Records
####

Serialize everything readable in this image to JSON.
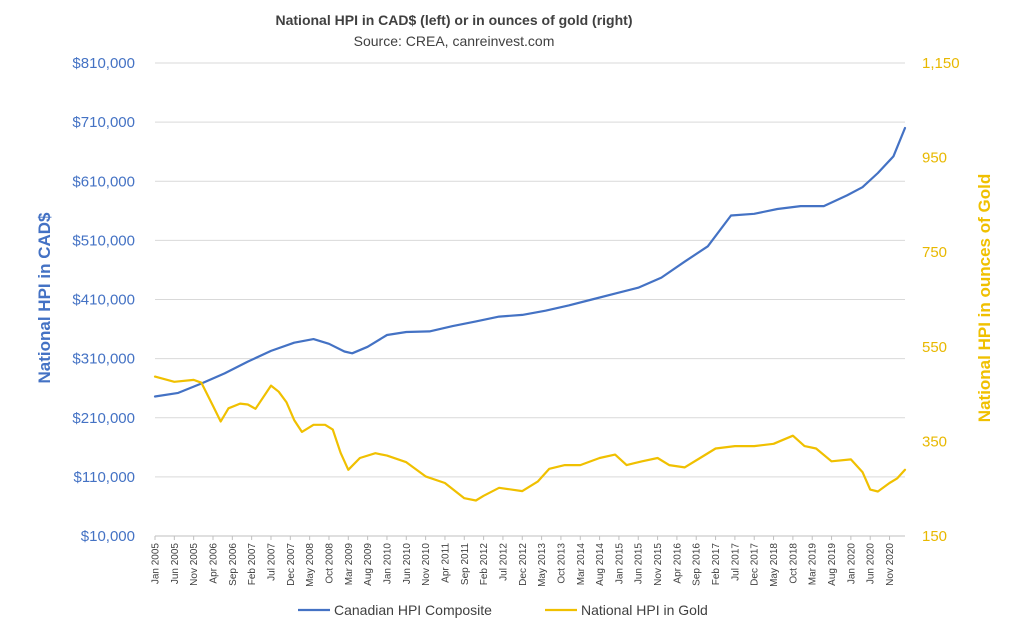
{
  "chart_data": {
    "type": "line",
    "title": "National HPI in CAD$ (left) or in ounces of gold (right)",
    "subtitle": "Source: CREA, canreinvest.com",
    "ylabel": "National HPI in CAD$",
    "y2label": "National HPI in ounces of Gold",
    "ylim": [
      10000,
      810000
    ],
    "y2lim": [
      150,
      1150
    ],
    "y_ticks": [
      "$10,000",
      "$110,000",
      "$210,000",
      "$310,000",
      "$410,000",
      "$510,000",
      "$610,000",
      "$710,000",
      "$810,000"
    ],
    "y2_ticks": [
      "150",
      "350",
      "550",
      "750",
      "950",
      "1,150"
    ],
    "y_tick_values": [
      10000,
      110000,
      210000,
      310000,
      410000,
      510000,
      610000,
      710000,
      810000
    ],
    "y2_tick_values": [
      150,
      350,
      550,
      750,
      950,
      1150
    ],
    "x_start": "Jan 2005",
    "x_end": "Mar 2021",
    "x_ticks": [
      "Jan 2005",
      "Jun 2005",
      "Nov 2005",
      "Apr 2006",
      "Sep 2006",
      "Feb 2007",
      "Jul 2007",
      "Dec 2007",
      "May 2008",
      "Oct 2008",
      "Mar 2009",
      "Aug 2009",
      "Jan 2010",
      "Jun 2010",
      "Nov 2010",
      "Apr 2011",
      "Sep 2011",
      "Feb 2012",
      "Jul 2012",
      "Dec 2012",
      "May 2013",
      "Oct 2013",
      "Mar 2014",
      "Aug 2014",
      "Jan 2015",
      "Jun 2015",
      "Nov 2015",
      "Apr 2016",
      "Sep 2016",
      "Feb 2017",
      "Jul 2017",
      "Dec 2017",
      "May 2018",
      "Oct 2018",
      "Mar 2019",
      "Aug 2019",
      "Jan 2020",
      "Jun 2020",
      "Nov 2020"
    ],
    "grid": true,
    "legend_position": "bottom",
    "series": [
      {
        "name": "Canadian HPI Composite",
        "axis": "left",
        "color": "#4472c4",
        "points": [
          [
            "Jan 2005",
            246000
          ],
          [
            "Jul 2005",
            252000
          ],
          [
            "Jan 2006",
            268000
          ],
          [
            "Jul 2006",
            285000
          ],
          [
            "Jan 2007",
            305000
          ],
          [
            "Jul 2007",
            323000
          ],
          [
            "Jan 2008",
            337000
          ],
          [
            "Jun 2008",
            343000
          ],
          [
            "Oct 2008",
            335000
          ],
          [
            "Feb 2009",
            322000
          ],
          [
            "Apr 2009",
            319000
          ],
          [
            "Aug 2009",
            330000
          ],
          [
            "Jan 2010",
            350000
          ],
          [
            "Jun 2010",
            355000
          ],
          [
            "Dec 2010",
            356000
          ],
          [
            "Jun 2011",
            365000
          ],
          [
            "Dec 2011",
            373000
          ],
          [
            "Jun 2012",
            381000
          ],
          [
            "Dec 2012",
            384000
          ],
          [
            "Jun 2013",
            391000
          ],
          [
            "Dec 2013",
            400000
          ],
          [
            "Jun 2014",
            410000
          ],
          [
            "Dec 2014",
            420000
          ],
          [
            "Jun 2015",
            430000
          ],
          [
            "Dec 2015",
            447000
          ],
          [
            "Jun 2016",
            474000
          ],
          [
            "Dec 2016",
            500000
          ],
          [
            "Jun 2017",
            552000
          ],
          [
            "Dec 2017",
            555000
          ],
          [
            "Jun 2018",
            563000
          ],
          [
            "Dec 2018",
            568000
          ],
          [
            "Jun 2019",
            568000
          ],
          [
            "Dec 2019",
            586000
          ],
          [
            "Apr 2020",
            600000
          ],
          [
            "Aug 2020",
            624000
          ],
          [
            "Dec 2020",
            652000
          ],
          [
            "Mar 2021",
            700000
          ]
        ]
      },
      {
        "name": "National HPI in Gold",
        "axis": "right",
        "color": "#f0c000",
        "points": [
          [
            "Jan 2005",
            487
          ],
          [
            "Jun 2005",
            476
          ],
          [
            "Nov 2005",
            480
          ],
          [
            "Jan 2006",
            474
          ],
          [
            "Apr 2006",
            425
          ],
          [
            "Jun 2006",
            392
          ],
          [
            "Aug 2006",
            420
          ],
          [
            "Nov 2006",
            430
          ],
          [
            "Jan 2007",
            428
          ],
          [
            "Mar 2007",
            419
          ],
          [
            "Jul 2007",
            468
          ],
          [
            "Sep 2007",
            455
          ],
          [
            "Nov 2007",
            433
          ],
          [
            "Jan 2008",
            395
          ],
          [
            "Mar 2008",
            370
          ],
          [
            "Jun 2008",
            385
          ],
          [
            "Sep 2008",
            385
          ],
          [
            "Nov 2008",
            375
          ],
          [
            "Jan 2009",
            326
          ],
          [
            "Mar 2009",
            290
          ],
          [
            "Jun 2009",
            315
          ],
          [
            "Oct 2009",
            325
          ],
          [
            "Jan 2010",
            320
          ],
          [
            "Jun 2010",
            306
          ],
          [
            "Nov 2010",
            276
          ],
          [
            "Apr 2011",
            262
          ],
          [
            "Sep 2011",
            230
          ],
          [
            "Dec 2011",
            225
          ],
          [
            "Feb 2012",
            235
          ],
          [
            "Jun 2012",
            252
          ],
          [
            "Dec 2012",
            245
          ],
          [
            "Apr 2013",
            265
          ],
          [
            "Jul 2013",
            292
          ],
          [
            "Nov 2013",
            300
          ],
          [
            "Mar 2014",
            300
          ],
          [
            "Aug 2014",
            315
          ],
          [
            "Dec 2014",
            322
          ],
          [
            "Mar 2015",
            300
          ],
          [
            "Jul 2015",
            308
          ],
          [
            "Nov 2015",
            315
          ],
          [
            "Feb 2016",
            300
          ],
          [
            "Jun 2016",
            295
          ],
          [
            "Oct 2016",
            315
          ],
          [
            "Feb 2017",
            335
          ],
          [
            "Jul 2017",
            340
          ],
          [
            "Dec 2017",
            340
          ],
          [
            "May 2018",
            345
          ],
          [
            "Oct 2018",
            362
          ],
          [
            "Jan 2019",
            340
          ],
          [
            "Apr 2019",
            335
          ],
          [
            "Aug 2019",
            308
          ],
          [
            "Jan 2020",
            312
          ],
          [
            "Apr 2020",
            285
          ],
          [
            "Jun 2020",
            248
          ],
          [
            "Aug 2020",
            244
          ],
          [
            "Nov 2020",
            262
          ],
          [
            "Jan 2021",
            272
          ],
          [
            "Mar 2021",
            290
          ]
        ]
      }
    ]
  }
}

####

Pick out all lines containing the string "National".

**ANSWER FOR THIS EXERCISE**
    "title": "National HPI in CAD$ (left) or in ounces of gold (right)",
    "ylabel": "National HPI in CAD$",
    "y2label": "National HPI in ounces of Gold",
        "name": "National HPI in Gold",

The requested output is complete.